Exercise requirements: Scan the data below and report how many lines include the word "Name". Nothing else is wanted.

(Records excerpted from a collection)

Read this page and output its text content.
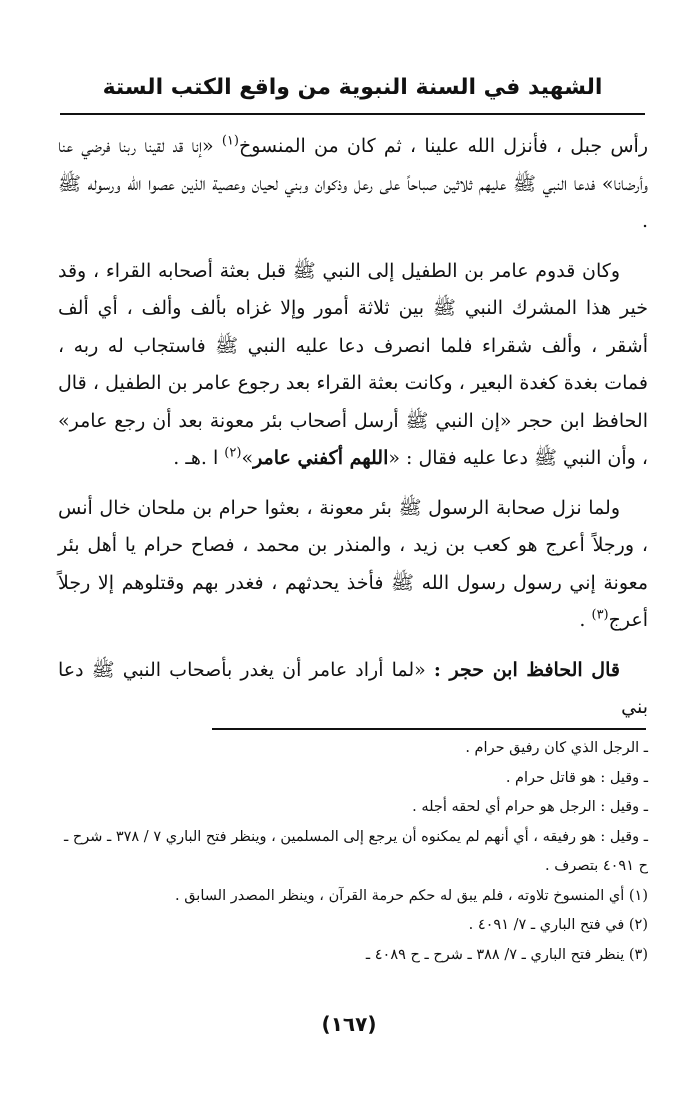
الشهيد في السنة النبوية من واقع الكتب الستة

رأس جبل ، فأنزل الله علينا ، ثم كان من المنسوخ$^{(١)}$ «إنا قد لقينا ربنا فرضي عنا وأرضانا» فدعا النبي ﷺ عليهم ثلاثين صباحاً على رعل وذكوان وبني لحيان وعصية الذين عصوا الله ورسوله ﷺ .

وكان قدوم عامر بن الطفيل إلى النبي ﷺ قبل بعثة أصحابه القراء ، وقد خير هذا المشرك النبي ﷺ بين ثلاثة أمور وإلا غزاه بألف وألف ، أي ألف أشقر ، وألف شقراء فلما انصرف دعا عليه النبي ﷺ فاستجاب له ربه ، فمات بغدة كغدة البعير ، وكانت بعثة القراء بعد رجوع عامر بن الطفيل ، قال الحافظ ابن حجر «إن النبي ﷺ أرسل أصحاب بئر معونة بعد أن رجع عامر» ، وأن النبي ﷺ دعا عليه فقال : «اللهم أكفني عامر»$^{(٢)}$ ا .هـ .

ولما نزل صحابة الرسول ﷺ بئر معونة ، بعثوا حرام بن ملحان خال أنس ، ورجلاً أعرج هو كعب بن زيد ، والمنذر بن محمد ، فصاح حرام يا أهل بئر معونة إني رسول رسول الله ﷺ فأخذ يحدثهم ، فغدر بهم وقتلوهم إلا رجلاً أعرج$^{(٣)}$ .

قال الحافظ ابن حجر : «لما أراد عامر أن يغدر بأصحاب النبي ﷺ دعا بني

ـ الرجل الذي كان رفيق حرام .
ـ وقيل : هو قاتل حرام .
ـ وقيل : الرجل هو حرام أي لحقه أجله .
ـ وقيل : هو رفيقه ، أي أنهم لم يمكنوه أن يرجع إلى المسلمين ، وينظر فتح الباري ٧ / ٣٧٨ ـ شرح ـ ح ٤٠٩١ بتصرف .
(١) أي المنسوخ تلاوته ، فلم يبق له حكم حرمة القرآن ، وينظر المصدر السابق .
(٢) في فتح الباري ـ ٧/ ٤٠٩١ .
(٣) ينظر فتح الباري ـ ٧/ ٣٨٨ ـ شرح ـ ح ٤٠٨٩ ـ
(١٦٧)
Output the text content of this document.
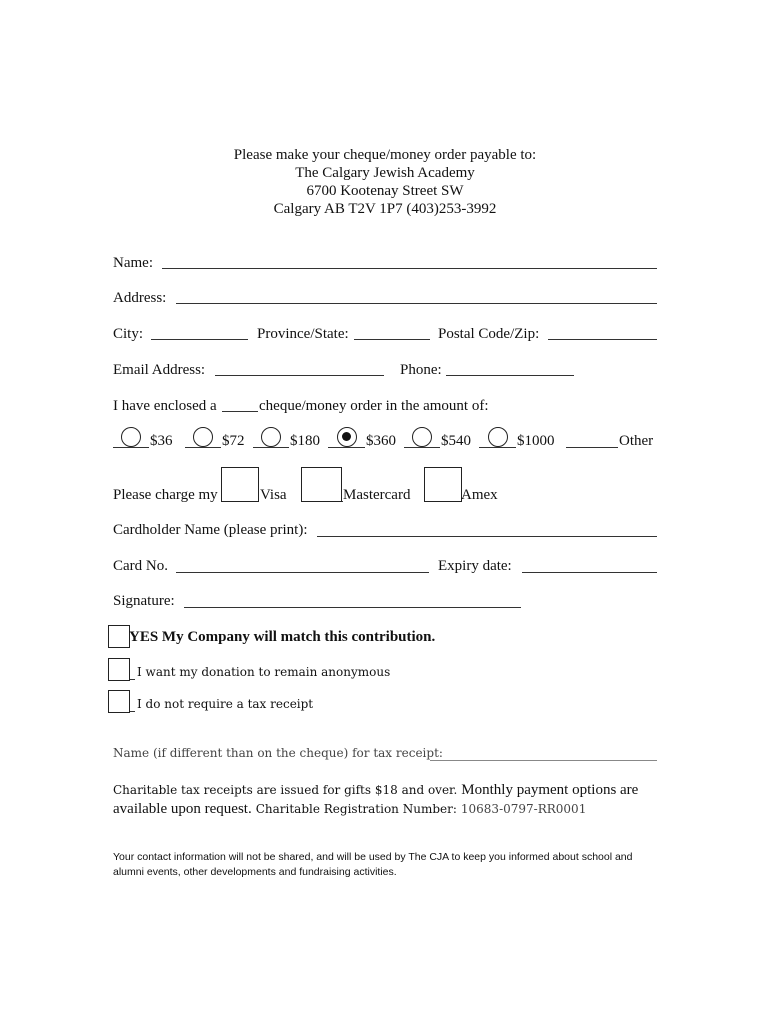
Please make your cheque/money order payable to:
The Calgary Jewish Academy
6700 Kootenay Street SW
Calgary AB T2V 1P7 (403)253-3992
Name:
Address:
City:	Province/State:	Postal Code/Zip:
Email Address:	Phone:
I have enclosed a	cheque/money order in the amount of:
$36	$72	$180	$360	$540	$1000	Other
Please charge my	Visa	Mastercard	Amex
Cardholder Name (please print):
Card No.	Expiry date:
Signature:
YES My Company will match this contribution.
I want my donation to remain anonymous
I do not require a tax receipt
Name (if different than on the cheque) for tax receipt:
Charitable tax receipts are issued for gifts $18 and over. Monthly payment options are
available upon request. Charitable Registration Number: 10683-0797-RR0001
Your contact information will not be shared, and will be used by The CJA to keep you informed about school and alumni events, other developments and fundraising activities.
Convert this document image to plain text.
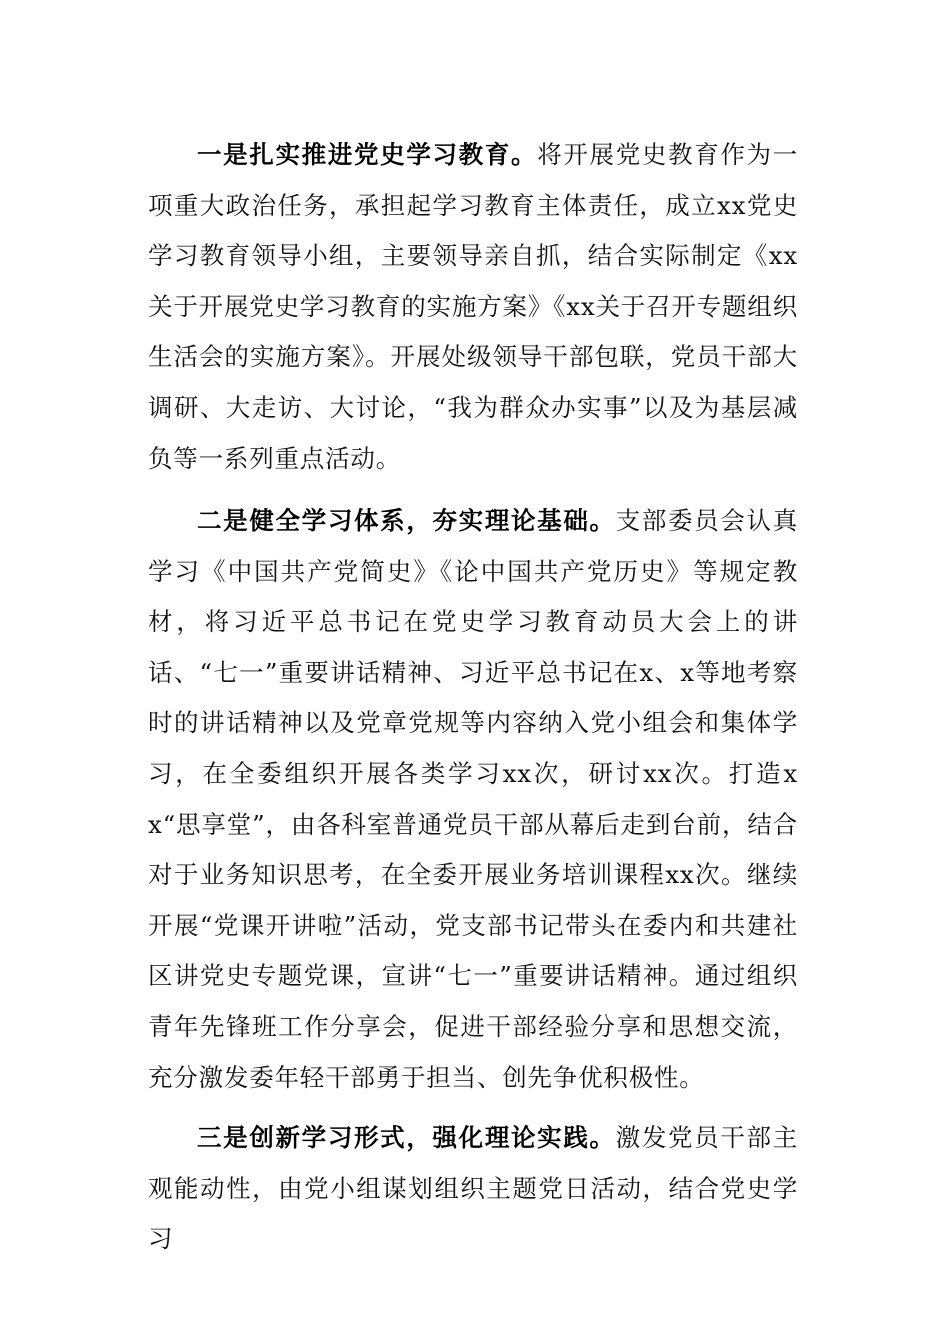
一是扎实推进党史学习教育。将开展党史教育作为一项重大政治任务，承担起学习教育主体责任，成立xx党史学习教育领导小组，主要领导亲自抓，结合实际制定《xx关于开展党史学习教育的实施方案》《xx关于召开专题组织生活会的实施方案》。开展处级领导干部包联，党员干部大调研、大走访、大讨论，“我为群众办实事”以及为基层减负等一系列重点活动。

二是健全学习体系，夯实理论基础。支部委员会认真学习《中国共产党简史》《论中国共产党历史》等规定教材，将习近平总书记在党史学习教育动员大会上的讲话、“七一”重要讲话精神、习近平总书记在x、x等地考察时的讲话精神以及党章党规等内容纳入党小组会和集体学习，在全委组织开展各类学习xx次，研讨xx次。打造xx“思享堂”，由各科室普通党员干部从幕后走到台前，结合对于业务知识思考，在全委开展业务培训课程xx次。继续开展“党课开讲啦”活动，党支部书记带头在委内和共建社区讲党史专题党课，宣讲“七一”重要讲话精神。通过组织青年先锋班工作分享会，促进干部经验分享和思想交流，充分激发委年轻干部勇于担当、创先争优积极性。

三是创新学习形式，强化理论实践。激发党员干部主观能动性，由党小组谋划组织主题党日活动，结合党史学习
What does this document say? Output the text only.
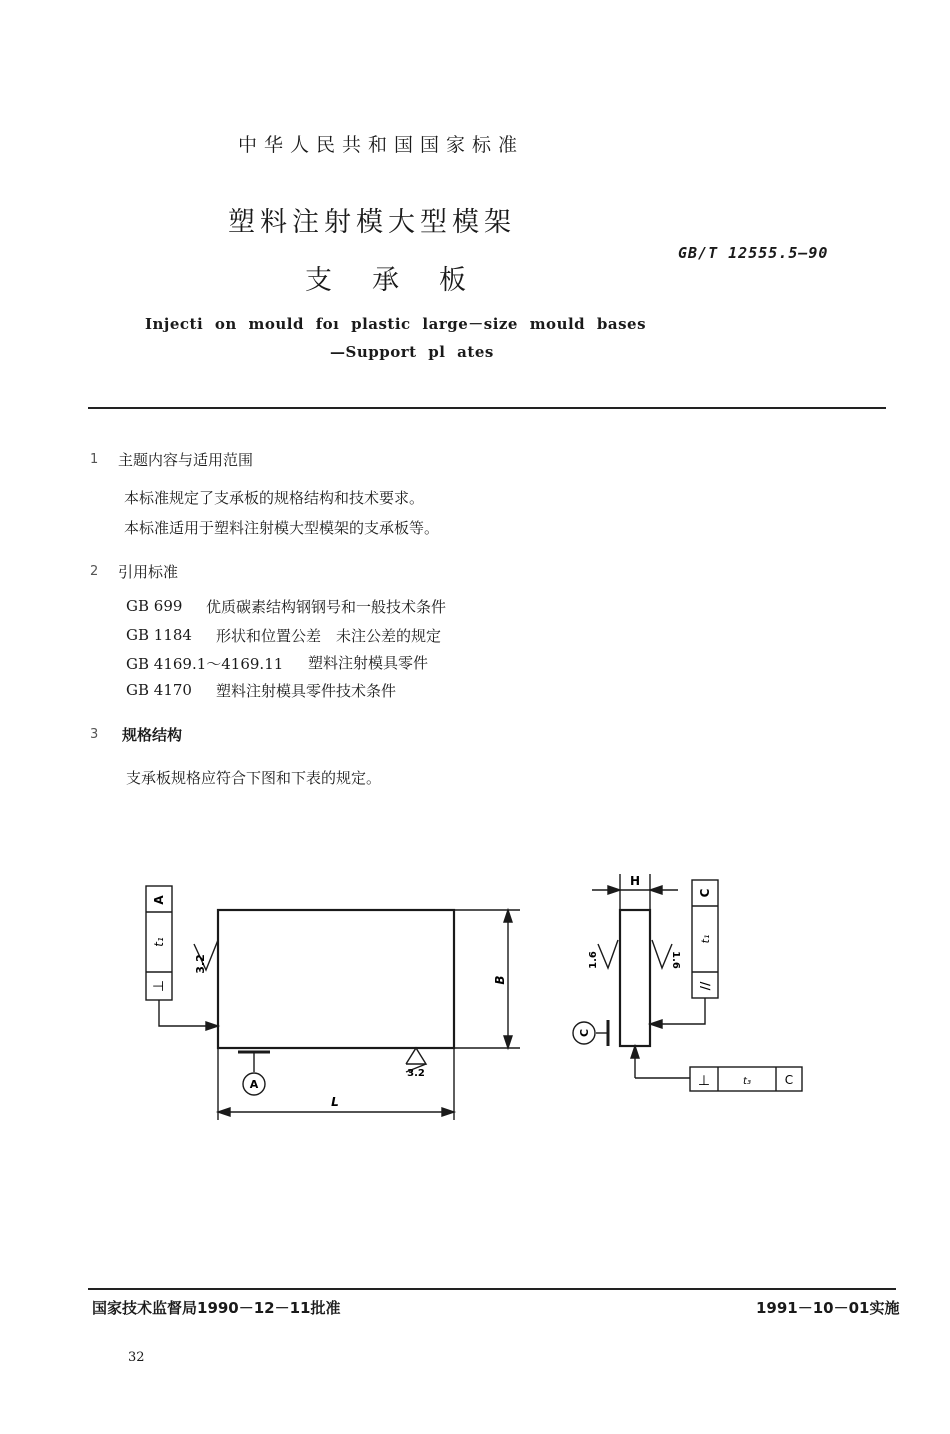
中华人民共和国国家标准
塑料注射模大型模架
支承板
GB/T 12555.5—90
Injecti on mould foı plastic large－size mould bases
—Support pl ates
1 主题内容与适用范围
本标准规定了支承板的规格结构和技术要求。
本标准适用于塑料注射模大型模架的支承板等。
2 引用标准
GB 699 优质碳素结构钢钢号和一般技术条件
GB 1184 形状和位置公差　未注公差的规定
GB 4169.1～4169.11 塑料注射模具零件
GB 4170 塑料注射模具零件技术条件
3 规格结构
支承板规格应符合下图和下表的规定。
A
t₁
⊥
3.2
A
3.2
L
B
H
1.6	1.6
C
t₁
//
C
⊥	t₃	C
国家技术监督局1990－12－11批准	1991－10－01实施
32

Written solution: 3